*** INFORMATION GIVEN
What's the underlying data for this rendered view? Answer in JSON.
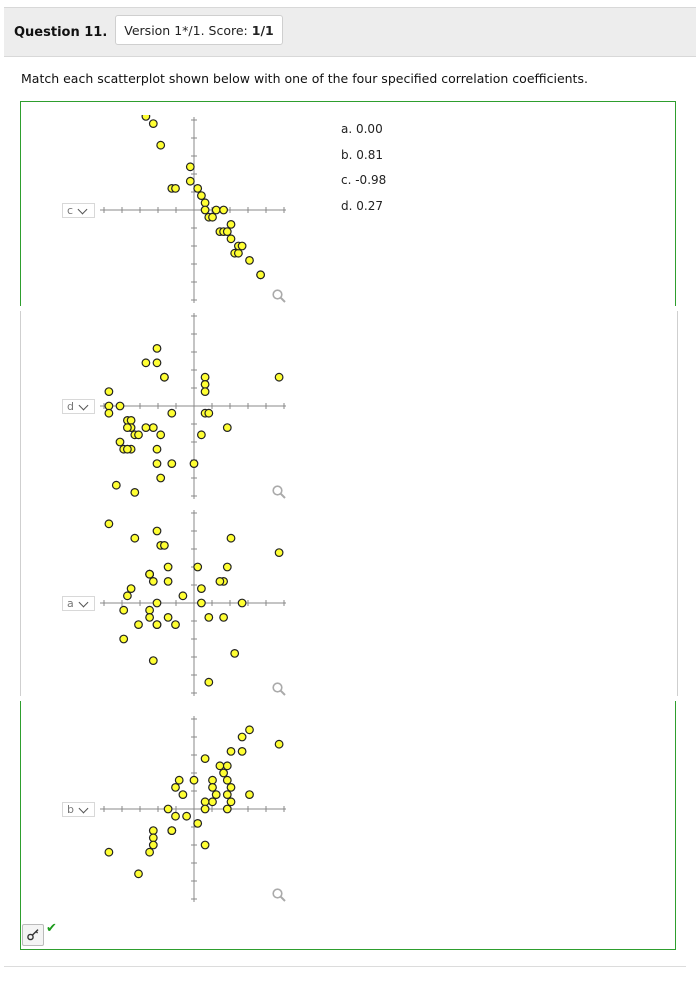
{
  "question": {
    "number_label": "Question 11.",
    "version_label": "Version 1*/1. Score:",
    "score": "1/1"
  },
  "prompt": "Match each scatterplot shown below with one of the four specified correlation coefficients.",
  "choices": [
    "a. 0.00",
    "b. 0.81",
    "c. -0.98",
    "d. 0.27"
  ],
  "plots": [
    {
      "selected": "c",
      "points": [
        [
          -2.3,
          2.4
        ],
        [
          -1.3,
          1.3
        ],
        [
          -1.1,
          1.2
        ],
        [
          -0.9,
          0.9
        ],
        [
          -0.6,
          0.3
        ],
        [
          -0.5,
          0.3
        ],
        [
          -0.1,
          0.6
        ],
        [
          -0.1,
          0.4
        ],
        [
          0.1,
          0.3
        ],
        [
          0.2,
          0.2
        ],
        [
          0.3,
          0.1
        ],
        [
          0.3,
          0.0
        ],
        [
          0.4,
          -0.1
        ],
        [
          0.5,
          -0.1
        ],
        [
          0.6,
          0.0
        ],
        [
          0.7,
          -0.3
        ],
        [
          0.8,
          -0.3
        ],
        [
          0.8,
          0.0
        ],
        [
          0.9,
          -0.3
        ],
        [
          1.0,
          -0.2
        ],
        [
          1.0,
          -0.4
        ],
        [
          1.1,
          -0.6
        ],
        [
          1.2,
          -0.6
        ],
        [
          1.2,
          -0.5
        ],
        [
          1.3,
          -0.5
        ],
        [
          1.5,
          -0.7
        ],
        [
          1.8,
          -0.9
        ],
        [
          1.8,
          -0.9
        ],
        [
          2.3,
          -1.4
        ]
      ]
    },
    {
      "selected": "d",
      "points": [
        [
          -0.7,
          1.4
        ],
        [
          -1.0,
          0.8
        ],
        [
          -1.3,
          0.6
        ],
        [
          -1.0,
          0.6
        ],
        [
          -0.8,
          0.4
        ],
        [
          -0.8,
          0.4
        ],
        [
          0.3,
          0.4
        ],
        [
          0.3,
          0.3
        ],
        [
          0.3,
          0.2
        ],
        [
          2.3,
          0.4
        ],
        [
          -2.3,
          0.2
        ],
        [
          -2.3,
          0.0
        ],
        [
          -2.0,
          0.0
        ],
        [
          -0.6,
          -0.1
        ],
        [
          0.3,
          -0.1
        ],
        [
          0.4,
          -0.1
        ],
        [
          -2.3,
          -0.1
        ],
        [
          -1.8,
          -0.2
        ],
        [
          -1.7,
          -0.2
        ],
        [
          -1.1,
          -0.3
        ],
        [
          -1.3,
          -0.3
        ],
        [
          -1.7,
          -0.3
        ],
        [
          -1.8,
          -0.3
        ],
        [
          -0.9,
          -0.4
        ],
        [
          0.9,
          -0.3
        ],
        [
          0.2,
          -0.4
        ],
        [
          -2.0,
          -0.5
        ],
        [
          -1.6,
          -0.4
        ],
        [
          -1.5,
          -0.4
        ],
        [
          -1.9,
          -0.6
        ],
        [
          -1.7,
          -0.6
        ],
        [
          -1.8,
          -0.6
        ],
        [
          -1.0,
          -0.6
        ],
        [
          -1.0,
          -0.8
        ],
        [
          -0.6,
          -0.8
        ],
        [
          0.0,
          -0.8
        ],
        [
          -0.9,
          -1.0
        ],
        [
          -2.1,
          -1.1
        ],
        [
          -1.6,
          -1.2
        ]
      ]
    },
    {
      "selected": "a",
      "points": [
        [
          -2.3,
          1.1
        ],
        [
          -1.6,
          0.9
        ],
        [
          -1.0,
          1.0
        ],
        [
          2.3,
          0.7
        ],
        [
          1.0,
          0.9
        ],
        [
          -0.9,
          0.8
        ],
        [
          -0.8,
          0.8
        ],
        [
          -1.2,
          0.4
        ],
        [
          -1.2,
          0.4
        ],
        [
          -0.7,
          0.5
        ],
        [
          -1.2,
          0.4
        ],
        [
          -1.1,
          0.3
        ],
        [
          0.1,
          0.5
        ],
        [
          0.9,
          0.5
        ],
        [
          0.8,
          0.3
        ],
        [
          0.7,
          0.3
        ],
        [
          -0.7,
          0.3
        ],
        [
          0.2,
          0.2
        ],
        [
          -1.7,
          0.2
        ],
        [
          -1.8,
          0.1
        ],
        [
          -0.3,
          0.1
        ],
        [
          0.2,
          0.0
        ],
        [
          1.3,
          0.0
        ],
        [
          -1.0,
          0.0
        ],
        [
          -1.9,
          -0.1
        ],
        [
          -1.2,
          -0.1
        ],
        [
          -1.2,
          -0.2
        ],
        [
          -0.7,
          -0.2
        ],
        [
          -1.0,
          -0.3
        ],
        [
          -1.5,
          -0.3
        ],
        [
          0.4,
          -0.2
        ],
        [
          0.8,
          -0.2
        ],
        [
          -1.0,
          -0.3
        ],
        [
          -0.5,
          -0.3
        ],
        [
          -1.9,
          -0.5
        ],
        [
          1.1,
          -0.7
        ],
        [
          -1.1,
          -0.8
        ],
        [
          0.4,
          -1.1
        ]
      ]
    },
    {
      "selected": "b",
      "points": [
        [
          1.5,
          1.1
        ],
        [
          1.3,
          1.0
        ],
        [
          2.3,
          0.9
        ],
        [
          1.0,
          0.8
        ],
        [
          1.3,
          0.8
        ],
        [
          0.3,
          0.7
        ],
        [
          0.7,
          0.6
        ],
        [
          0.8,
          0.5
        ],
        [
          0.9,
          0.6
        ],
        [
          0.5,
          0.4
        ],
        [
          -0.4,
          0.4
        ],
        [
          0.0,
          0.4
        ],
        [
          0.9,
          0.4
        ],
        [
          0.5,
          0.3
        ],
        [
          1.0,
          0.3
        ],
        [
          -0.5,
          0.3
        ],
        [
          -0.3,
          0.2
        ],
        [
          0.9,
          0.2
        ],
        [
          0.6,
          0.2
        ],
        [
          1.5,
          0.2
        ],
        [
          0.5,
          0.1
        ],
        [
          1.0,
          0.1
        ],
        [
          0.3,
          0.1
        ],
        [
          -0.7,
          0.0
        ],
        [
          0.3,
          0.0
        ],
        [
          0.9,
          0.0
        ],
        [
          -0.5,
          -0.1
        ],
        [
          -0.2,
          -0.1
        ],
        [
          0.1,
          -0.2
        ],
        [
          -0.6,
          -0.3
        ],
        [
          -0.6,
          -0.3
        ],
        [
          -1.1,
          -0.3
        ],
        [
          -1.1,
          -0.4
        ],
        [
          -1.1,
          -0.5
        ],
        [
          0.3,
          -0.5
        ],
        [
          -1.2,
          -0.6
        ],
        [
          -2.3,
          -0.6
        ],
        [
          -1.5,
          -0.9
        ]
      ]
    }
  ],
  "colors": {
    "border": "#2e9e2e",
    "point_fill": "#ffff33",
    "point_stroke": "#222222",
    "axis": "#888888"
  },
  "icons": {
    "zoom": "magnifier-icon",
    "key": "key-icon",
    "check": "checkmark-icon",
    "chevron": "chevron-down-icon"
  }
}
******
PROBLEM —
Please write out all the data again word for word, but not the pictures.

THE RESULT —
What's the underlying data for this rendered view? Answer in JSON.
{
  "question": {
    "number_label": "Question 11.",
    "version_label": "Version 1*/1. Score:",
    "score": "1/1"
  },
  "prompt": "Match each scatterplot shown below with one of the four specified correlation coefficients.",
  "choices": [
    "a. 0.00",
    "b. 0.81",
    "c. -0.98",
    "d. 0.27"
  ],
  "plots": [
    {
      "selected": "c",
      "points": [
        [
          -2.3,
          2.4
        ],
        [
          -1.3,
          1.3
        ],
        [
          -1.1,
          1.2
        ],
        [
          -0.9,
          0.9
        ],
        [
          -0.6,
          0.3
        ],
        [
          -0.5,
          0.3
        ],
        [
          -0.1,
          0.6
        ],
        [
          -0.1,
          0.4
        ],
        [
          0.1,
          0.3
        ],
        [
          0.2,
          0.2
        ],
        [
          0.3,
          0.1
        ],
        [
          0.3,
          0.0
        ],
        [
          0.4,
          -0.1
        ],
        [
          0.5,
          -0.1
        ],
        [
          0.6,
          0.0
        ],
        [
          0.7,
          -0.3
        ],
        [
          0.8,
          -0.3
        ],
        [
          0.8,
          0.0
        ],
        [
          0.9,
          -0.3
        ],
        [
          1.0,
          -0.2
        ],
        [
          1.0,
          -0.4
        ],
        [
          1.1,
          -0.6
        ],
        [
          1.2,
          -0.6
        ],
        [
          1.2,
          -0.5
        ],
        [
          1.3,
          -0.5
        ],
        [
          1.5,
          -0.7
        ],
        [
          1.8,
          -0.9
        ],
        [
          1.8,
          -0.9
        ],
        [
          2.3,
          -1.4
        ]
      ]
    },
    {
      "selected": "d",
      "points": [
        [
          -0.7,
          1.4
        ],
        [
          -1.0,
          0.8
        ],
        [
          -1.3,
          0.6
        ],
        [
          -1.0,
          0.6
        ],
        [
          -0.8,
          0.4
        ],
        [
          -0.8,
          0.4
        ],
        [
          0.3,
          0.4
        ],
        [
          0.3,
          0.3
        ],
        [
          0.3,
          0.2
        ],
        [
          2.3,
          0.4
        ],
        [
          -2.3,
          0.2
        ],
        [
          -2.3,
          0.0
        ],
        [
          -2.0,
          0.0
        ],
        [
          -0.6,
          -0.1
        ],
        [
          0.3,
          -0.1
        ],
        [
          0.4,
          -0.1
        ],
        [
          -2.3,
          -0.1
        ],
        [
          -1.8,
          -0.2
        ],
        [
          -1.7,
          -0.2
        ],
        [
          -1.1,
          -0.3
        ],
        [
          -1.3,
          -0.3
        ],
        [
          -1.7,
          -0.3
        ],
        [
          -1.8,
          -0.3
        ],
        [
          -0.9,
          -0.4
        ],
        [
          0.9,
          -0.3
        ],
        [
          0.2,
          -0.4
        ],
        [
          -2.0,
          -0.5
        ],
        [
          -1.6,
          -0.4
        ],
        [
          -1.5,
          -0.4
        ],
        [
          -1.9,
          -0.6
        ],
        [
          -1.7,
          -0.6
        ],
        [
          -1.8,
          -0.6
        ],
        [
          -1.0,
          -0.6
        ],
        [
          -1.0,
          -0.8
        ],
        [
          -0.6,
          -0.8
        ],
        [
          0.0,
          -0.8
        ],
        [
          -0.9,
          -1.0
        ],
        [
          -2.1,
          -1.1
        ],
        [
          -1.6,
          -1.2
        ]
      ]
    },
    {
      "selected": "a",
      "points": [
        [
          -2.3,
          1.1
        ],
        [
          -1.6,
          0.9
        ],
        [
          -1.0,
          1.0
        ],
        [
          2.3,
          0.7
        ],
        [
          1.0,
          0.9
        ],
        [
          -0.9,
          0.8
        ],
        [
          -0.8,
          0.8
        ],
        [
          -1.2,
          0.4
        ],
        [
          -1.2,
          0.4
        ],
        [
          -0.7,
          0.5
        ],
        [
          -1.2,
          0.4
        ],
        [
          -1.1,
          0.3
        ],
        [
          0.1,
          0.5
        ],
        [
          0.9,
          0.5
        ],
        [
          0.8,
          0.3
        ],
        [
          0.7,
          0.3
        ],
        [
          -0.7,
          0.3
        ],
        [
          0.2,
          0.2
        ],
        [
          -1.7,
          0.2
        ],
        [
          -1.8,
          0.1
        ],
        [
          -0.3,
          0.1
        ],
        [
          0.2,
          0.0
        ],
        [
          1.3,
          0.0
        ],
        [
          -1.0,
          0.0
        ],
        [
          -1.9,
          -0.1
        ],
        [
          -1.2,
          -0.1
        ],
        [
          -1.2,
          -0.2
        ],
        [
          -0.7,
          -0.2
        ],
        [
          -1.0,
          -0.3
        ],
        [
          -1.5,
          -0.3
        ],
        [
          0.4,
          -0.2
        ],
        [
          0.8,
          -0.2
        ],
        [
          -1.0,
          -0.3
        ],
        [
          -0.5,
          -0.3
        ],
        [
          -1.9,
          -0.5
        ],
        [
          1.1,
          -0.7
        ],
        [
          -1.1,
          -0.8
        ],
        [
          0.4,
          -1.1
        ]
      ]
    },
    {
      "selected": "b",
      "points": [
        [
          1.5,
          1.1
        ],
        [
          1.3,
          1.0
        ],
        [
          2.3,
          0.9
        ],
        [
          1.0,
          0.8
        ],
        [
          1.3,
          0.8
        ],
        [
          0.3,
          0.7
        ],
        [
          0.7,
          0.6
        ],
        [
          0.8,
          0.5
        ],
        [
          0.9,
          0.6
        ],
        [
          0.5,
          0.4
        ],
        [
          -0.4,
          0.4
        ],
        [
          0.0,
          0.4
        ],
        [
          0.9,
          0.4
        ],
        [
          0.5,
          0.3
        ],
        [
          1.0,
          0.3
        ],
        [
          -0.5,
          0.3
        ],
        [
          -0.3,
          0.2
        ],
        [
          0.9,
          0.2
        ],
        [
          0.6,
          0.2
        ],
        [
          1.5,
          0.2
        ],
        [
          0.5,
          0.1
        ],
        [
          1.0,
          0.1
        ],
        [
          0.3,
          0.1
        ],
        [
          -0.7,
          0.0
        ],
        [
          0.3,
          0.0
        ],
        [
          0.9,
          0.0
        ],
        [
          -0.5,
          -0.1
        ],
        [
          -0.2,
          -0.1
        ],
        [
          0.1,
          -0.2
        ],
        [
          -0.6,
          -0.3
        ],
        [
          -0.6,
          -0.3
        ],
        [
          -1.1,
          -0.3
        ],
        [
          -1.1,
          -0.4
        ],
        [
          -1.1,
          -0.5
        ],
        [
          0.3,
          -0.5
        ],
        [
          -1.2,
          -0.6
        ],
        [
          -2.3,
          -0.6
        ],
        [
          -1.5,
          -0.9
        ]
      ]
    }
  ],
  "colors": {
    "border": "#2e9e2e",
    "point_fill": "#ffff33",
    "point_stroke": "#222222",
    "axis": "#888888"
  },
  "icons": {
    "zoom": "magnifier-icon",
    "key": "key-icon",
    "check": "checkmark-icon",
    "chevron": "chevron-down-icon"
  }
}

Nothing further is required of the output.